= TASK BRIEF =
Find the line containing "Give me a plain-text" in the material below; copy that line and all following lines exactly.

=======

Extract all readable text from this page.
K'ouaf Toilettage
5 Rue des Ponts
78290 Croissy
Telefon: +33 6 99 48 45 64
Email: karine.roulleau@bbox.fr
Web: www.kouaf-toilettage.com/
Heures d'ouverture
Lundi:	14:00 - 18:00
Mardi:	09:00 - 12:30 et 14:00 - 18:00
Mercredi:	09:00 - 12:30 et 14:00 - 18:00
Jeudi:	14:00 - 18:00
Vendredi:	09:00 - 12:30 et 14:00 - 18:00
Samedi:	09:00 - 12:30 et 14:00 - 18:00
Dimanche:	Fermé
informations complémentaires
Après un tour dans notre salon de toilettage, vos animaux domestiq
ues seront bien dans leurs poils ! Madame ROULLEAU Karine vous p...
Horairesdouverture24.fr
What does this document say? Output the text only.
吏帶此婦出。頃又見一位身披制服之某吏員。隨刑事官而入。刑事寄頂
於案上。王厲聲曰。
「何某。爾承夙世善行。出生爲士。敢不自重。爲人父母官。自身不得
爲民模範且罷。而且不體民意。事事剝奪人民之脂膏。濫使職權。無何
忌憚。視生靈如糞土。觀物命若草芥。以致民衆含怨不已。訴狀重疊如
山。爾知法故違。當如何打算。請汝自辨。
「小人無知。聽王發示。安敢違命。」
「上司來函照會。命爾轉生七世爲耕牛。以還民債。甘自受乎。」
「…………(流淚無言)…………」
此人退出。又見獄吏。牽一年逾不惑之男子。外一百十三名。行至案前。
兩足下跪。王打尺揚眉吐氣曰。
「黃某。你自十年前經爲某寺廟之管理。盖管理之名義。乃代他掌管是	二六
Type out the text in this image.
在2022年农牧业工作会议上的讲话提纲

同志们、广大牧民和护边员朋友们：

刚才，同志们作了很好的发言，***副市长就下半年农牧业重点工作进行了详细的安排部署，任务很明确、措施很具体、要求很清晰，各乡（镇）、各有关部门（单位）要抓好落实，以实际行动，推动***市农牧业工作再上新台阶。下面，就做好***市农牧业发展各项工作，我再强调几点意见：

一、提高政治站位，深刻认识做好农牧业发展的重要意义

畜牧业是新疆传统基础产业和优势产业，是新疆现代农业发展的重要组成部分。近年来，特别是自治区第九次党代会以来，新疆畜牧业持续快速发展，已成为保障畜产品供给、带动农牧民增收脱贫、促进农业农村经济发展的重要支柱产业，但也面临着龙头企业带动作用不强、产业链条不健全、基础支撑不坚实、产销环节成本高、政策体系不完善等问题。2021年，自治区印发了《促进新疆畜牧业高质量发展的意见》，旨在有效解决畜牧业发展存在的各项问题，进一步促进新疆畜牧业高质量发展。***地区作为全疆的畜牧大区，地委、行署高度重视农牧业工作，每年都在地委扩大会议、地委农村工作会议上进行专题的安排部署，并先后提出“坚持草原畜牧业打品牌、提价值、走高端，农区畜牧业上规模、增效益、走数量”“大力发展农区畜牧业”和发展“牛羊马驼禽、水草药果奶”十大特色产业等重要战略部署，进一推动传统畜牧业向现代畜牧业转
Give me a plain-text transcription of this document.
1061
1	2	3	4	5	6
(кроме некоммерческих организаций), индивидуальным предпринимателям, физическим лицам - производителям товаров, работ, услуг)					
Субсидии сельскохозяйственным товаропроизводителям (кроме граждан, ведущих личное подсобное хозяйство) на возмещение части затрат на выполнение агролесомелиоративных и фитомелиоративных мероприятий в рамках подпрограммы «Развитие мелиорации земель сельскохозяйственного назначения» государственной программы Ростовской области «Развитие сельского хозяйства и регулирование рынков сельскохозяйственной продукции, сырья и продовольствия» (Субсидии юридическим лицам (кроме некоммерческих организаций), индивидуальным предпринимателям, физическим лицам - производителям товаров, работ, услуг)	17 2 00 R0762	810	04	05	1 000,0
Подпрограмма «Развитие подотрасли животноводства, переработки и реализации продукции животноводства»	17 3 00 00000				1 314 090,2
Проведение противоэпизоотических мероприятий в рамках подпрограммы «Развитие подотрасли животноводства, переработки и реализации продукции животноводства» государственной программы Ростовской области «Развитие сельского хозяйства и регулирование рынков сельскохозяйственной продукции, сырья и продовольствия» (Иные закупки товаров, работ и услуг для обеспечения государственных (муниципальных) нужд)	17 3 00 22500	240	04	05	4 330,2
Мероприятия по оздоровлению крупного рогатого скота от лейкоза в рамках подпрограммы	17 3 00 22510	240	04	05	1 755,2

=======

= COMPLETE RESPONSE =
Give me a plain-text transcription of this document.
1061
1	2	3	4	5	6
(кроме некоммерческих организаций), индивидуальным предпринимателям, физическим лицам - производителям товаров, работ, услуг)					
Субсидии сельскохозяйственным товаропроизводителям (кроме граждан, ведущих личное подсобное хозяйство) на возмещение части затрат на выполнение агролесомелиоративных и фитомелиоративных мероприятий в рамках подпрограммы «Развитие мелиорации земель сельскохозяйственного назначения» государственной программы Ростовской области «Развитие сельского хозяйства и регулирование рынков сельскохозяйственной продукции, сырья и продовольствия» (Субсидии юридическим лицам (кроме некоммерческих организаций), индивидуальным предпринимателям, физическим лицам - производителям товаров, работ, услуг)	17 2 00 R0762	810	04	05	1 000,0
Подпрограмма «Развитие подотрасли животноводства, переработки и реализации продукции животноводства»	17 3 00 00000				1 314 090,2
Проведение противоэпизоотических мероприятий в рамках подпрограммы «Развитие подотрасли животноводства, переработки и реализации продукции животноводства» государственной программы Ростовской области «Развитие сельского хозяйства и регулирование рынков сельскохозяйственной продукции, сырья и продовольствия» (Иные закупки товаров, работ и услуг для обеспечения государственных (муниципальных) нужд)	17 3 00 22500	240	04	05	4 330,2
Мероприятия по оздоровлению крупного рогатого скота от лейкоза в рамках подпрограммы	17 3 00 22510	240	04	05	1 755,2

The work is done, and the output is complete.